What you have to do » Edit the data from the line containing "chess-board-3d: ♜♞♝♛♚♝♞♜♟♟♟♟♟♟♟♟♟♟♟♟♟♟♟♟♜♞♝♛♚♝♞♜ [2,57,397,267]" up to and including the line containing "I need the location", replacing "location" with "position" and leaving everything else unchanged. Reproduce only those lines.

Entries provided »
::::::::::
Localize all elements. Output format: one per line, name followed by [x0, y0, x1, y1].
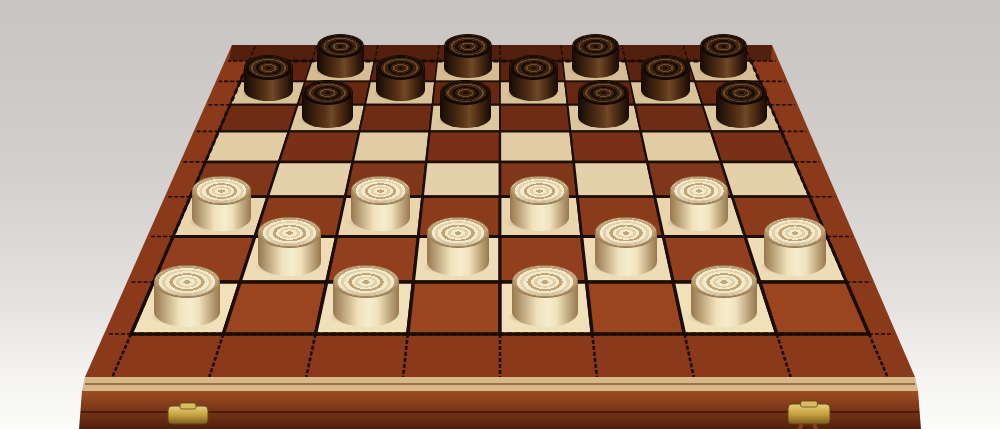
- piece-top: [192, 176, 251, 205]
- dark-checker-b6[interactable]: [302, 80, 353, 128]
- square-f5[interactable]: [570, 131, 647, 162]
- piece-top: [444, 34, 491, 58]
- light-checker-a1[interactable]: [154, 265, 220, 327]
- dark-checker-e7[interactable]: [509, 55, 558, 101]
- light-checker-h2[interactable]: [764, 217, 826, 276]
- piece-top: [641, 55, 690, 80]
- piece-top: [244, 55, 293, 80]
- light-checker-g3[interactable]: [670, 176, 729, 231]
- piece-top: [691, 265, 757, 298]
- square-e6[interactable]: [500, 105, 570, 132]
- piece-top: [578, 80, 629, 106]
- light-checker-g1[interactable]: [691, 265, 757, 327]
- light-checker-c3[interactable]: [351, 176, 410, 231]
- piece-top: [351, 176, 410, 205]
- light-checker-c1[interactable]: [333, 265, 399, 327]
- light-checker-d2[interactable]: [427, 217, 489, 276]
- square-e5[interactable]: [500, 131, 574, 162]
- piece-top: [154, 265, 220, 298]
- dark-checker-d6[interactable]: [440, 80, 491, 128]
- dark-checker-d8[interactable]: [444, 34, 491, 78]
- piece-top: [333, 265, 399, 298]
- dark-checker-f6[interactable]: [578, 80, 629, 128]
- square-g5[interactable]: [641, 131, 721, 162]
- piece-top: [258, 217, 320, 248]
- piece-top: [302, 80, 353, 106]
- square-a6[interactable]: [219, 105, 298, 132]
- square-d1[interactable]: [408, 282, 500, 334]
- square-c6[interactable]: [359, 105, 432, 132]
- piece-top: [572, 34, 619, 58]
- piece-top: [427, 217, 489, 248]
- brass-hinge-left[interactable]: [168, 403, 208, 424]
- square-d4[interactable]: [423, 162, 500, 197]
- piece-top: [716, 80, 767, 106]
- dark-checker-b8[interactable]: [317, 34, 364, 78]
- piece-top: [764, 217, 826, 248]
- piece-top: [700, 34, 747, 58]
- checkers-board: [0, 0, 1000, 429]
- dark-checker-g7[interactable]: [641, 55, 690, 101]
- square-d5[interactable]: [426, 131, 500, 162]
- piece-top: [510, 176, 569, 205]
- piece-top: [440, 80, 491, 106]
- light-checker-e3[interactable]: [510, 176, 569, 231]
- piece-top: [509, 55, 558, 80]
- light-checker-a3[interactable]: [192, 176, 251, 231]
- light-checker-b2[interactable]: [258, 217, 320, 276]
- square-b4[interactable]: [268, 162, 353, 197]
- piece-top: [670, 176, 729, 205]
- dark-checker-f8[interactable]: [572, 34, 619, 78]
- square-g6[interactable]: [635, 105, 711, 132]
- dark-checker-h8[interactable]: [700, 34, 747, 78]
- checkers-photo-scene: [0, 0, 1000, 429]
- light-checker-f2[interactable]: [595, 217, 657, 276]
- dark-checker-c7[interactable]: [376, 55, 425, 101]
- square-b1[interactable]: [223, 282, 326, 334]
- dark-checker-a7[interactable]: [244, 55, 293, 101]
- piece-top: [512, 265, 578, 298]
- square-h4[interactable]: [721, 162, 810, 197]
- square-c5[interactable]: [353, 131, 430, 162]
- dark-checker-h6[interactable]: [716, 80, 767, 128]
- light-checker-e1[interactable]: [512, 265, 578, 327]
- square-f1[interactable]: [587, 282, 685, 334]
- piece-top: [317, 34, 364, 58]
- square-f4[interactable]: [574, 162, 655, 197]
- square-b5[interactable]: [279, 131, 359, 162]
- piece-top: [376, 55, 425, 80]
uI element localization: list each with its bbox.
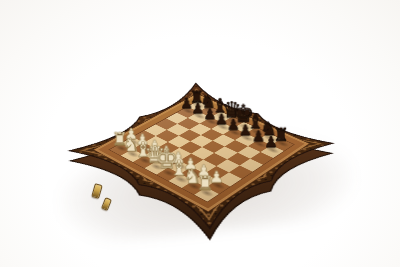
chess-board-3d: ♜♞♝♛♚♝♞♜♟♟♟♟♟♟♟♟♟♟♟♟♟♟♟♟♜♞♝♛♚♝♞♜ [2,57,397,267]
photo-backdrop: ♜♞♝♛♚♝♞♜♟♟♟♟♟♟♟♟♟♟♟♟♟♟♟♟♜♞♝♛♚♝♞♜ [0,0,400,267]
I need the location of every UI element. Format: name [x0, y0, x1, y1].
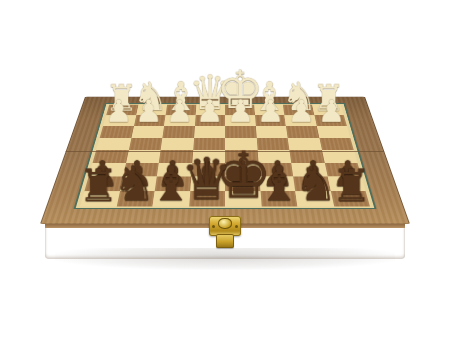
square-r8c6[interactable]: ♝ — [260, 191, 297, 206]
white-pawn[interactable]: ♟ — [287, 97, 315, 125]
latch-screw-icon — [212, 225, 215, 228]
square-r2c4[interactable]: ♟ — [195, 115, 225, 126]
perspective-stage: ♜♞♝♛♚♝♞♜♟♟♟♟♟♟♟♟♟♟♟♟♟♟♟♟♜♞♝♛♚♝♞♜ — [0, 0, 450, 338]
white-pawn[interactable]: ♟ — [196, 97, 224, 125]
square-r2c8[interactable]: ♟ — [314, 115, 347, 126]
square-r8c7[interactable]: ♞ — [295, 191, 333, 206]
playing-area-pinstripe-border: ♜♞♝♛♚♝♞♜♟♟♟♟♟♟♟♟♟♟♟♟♟♟♟♟♜♞♝♛♚♝♞♜ — [73, 103, 376, 209]
white-pawn[interactable]: ♟ — [257, 97, 285, 125]
chess-board: ♜♞♝♛♚♝♞♜♟♟♟♟♟♟♟♟♟♟♟♟♟♟♟♟♜♞♝♛♚♝♞♜ — [40, 97, 410, 224]
square-r2c3[interactable]: ♟ — [164, 115, 195, 126]
square-r2c1[interactable]: ♟ — [103, 115, 136, 126]
square-r3c7[interactable] — [286, 126, 319, 138]
brass-latch[interactable] — [209, 216, 241, 250]
square-r2c6[interactable]: ♟ — [255, 115, 286, 126]
board-grid: ♜♞♝♛♚♝♞♜♟♟♟♟♟♟♟♟♟♟♟♟♟♟♟♟♜♞♝♛♚♝♞♜ — [80, 105, 370, 207]
square-r4c2[interactable] — [128, 138, 162, 150]
square-r2c7[interactable]: ♟ — [284, 115, 316, 126]
latch-hasp — [216, 234, 234, 248]
white-pawn[interactable]: ♟ — [105, 97, 133, 125]
square-r4c1[interactable] — [96, 138, 131, 150]
black-rook[interactable]: ♜ — [332, 165, 372, 206]
white-pawn[interactable]: ♟ — [318, 97, 346, 125]
box-front-panel — [45, 224, 405, 259]
square-r3c3[interactable] — [162, 126, 194, 138]
chess-set-product-photo: ♜♞♝♛♚♝♞♜♟♟♟♟♟♟♟♟♟♟♟♟♟♟♟♟♜♞♝♛♚♝♞♜ — [0, 0, 450, 338]
square-r4c7[interactable] — [288, 138, 322, 150]
square-r3c8[interactable] — [316, 126, 350, 138]
square-r3c6[interactable] — [255, 126, 287, 138]
latch-knob[interactable] — [218, 218, 232, 229]
latch-screw-icon — [235, 225, 238, 228]
square-r3c4[interactable] — [194, 126, 225, 138]
square-r2c5[interactable]: ♟ — [225, 115, 255, 126]
square-r8c4[interactable]: ♛ — [189, 191, 225, 206]
square-r8c1[interactable]: ♜ — [80, 191, 120, 206]
black-queen[interactable]: ♛ — [181, 153, 233, 206]
white-pawn[interactable]: ♟ — [226, 97, 254, 125]
square-r2c2[interactable]: ♟ — [134, 115, 166, 126]
square-r3c1[interactable] — [100, 126, 134, 138]
square-r3c5[interactable] — [225, 126, 256, 138]
square-r8c8[interactable]: ♜ — [330, 191, 370, 206]
square-r4c8[interactable] — [319, 138, 354, 150]
black-rook[interactable]: ♜ — [78, 165, 118, 206]
white-pawn[interactable]: ♟ — [135, 97, 163, 125]
fold-hinge-seam — [66, 151, 385, 152]
walnut-frame: ♜♞♝♛♚♝♞♜♟♟♟♟♟♟♟♟♟♟♟♟♟♟♟♟♜♞♝♛♚♝♞♜ — [40, 97, 410, 224]
square-r3c2[interactable] — [131, 126, 164, 138]
white-pawn[interactable]: ♟ — [165, 97, 193, 125]
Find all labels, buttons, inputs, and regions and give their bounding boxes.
::::::::::
Solved exercise »
chess-board-3d: ♜♞♝♛♚♝♞♜♟♟♟♟♟♟♟♟♟♟♟♟♟♟♟♟♜♞♝♛♚♝♞♜ [2,57,397,267]
photo-backdrop: ♜♞♝♛♚♝♞♜♟♟♟♟♟♟♟♟♟♟♟♟♟♟♟♟♜♞♝♛♚♝♞♜ [0,0,400,267]
I need the position of every UI element. Format: name [x0, y0, x1, y1].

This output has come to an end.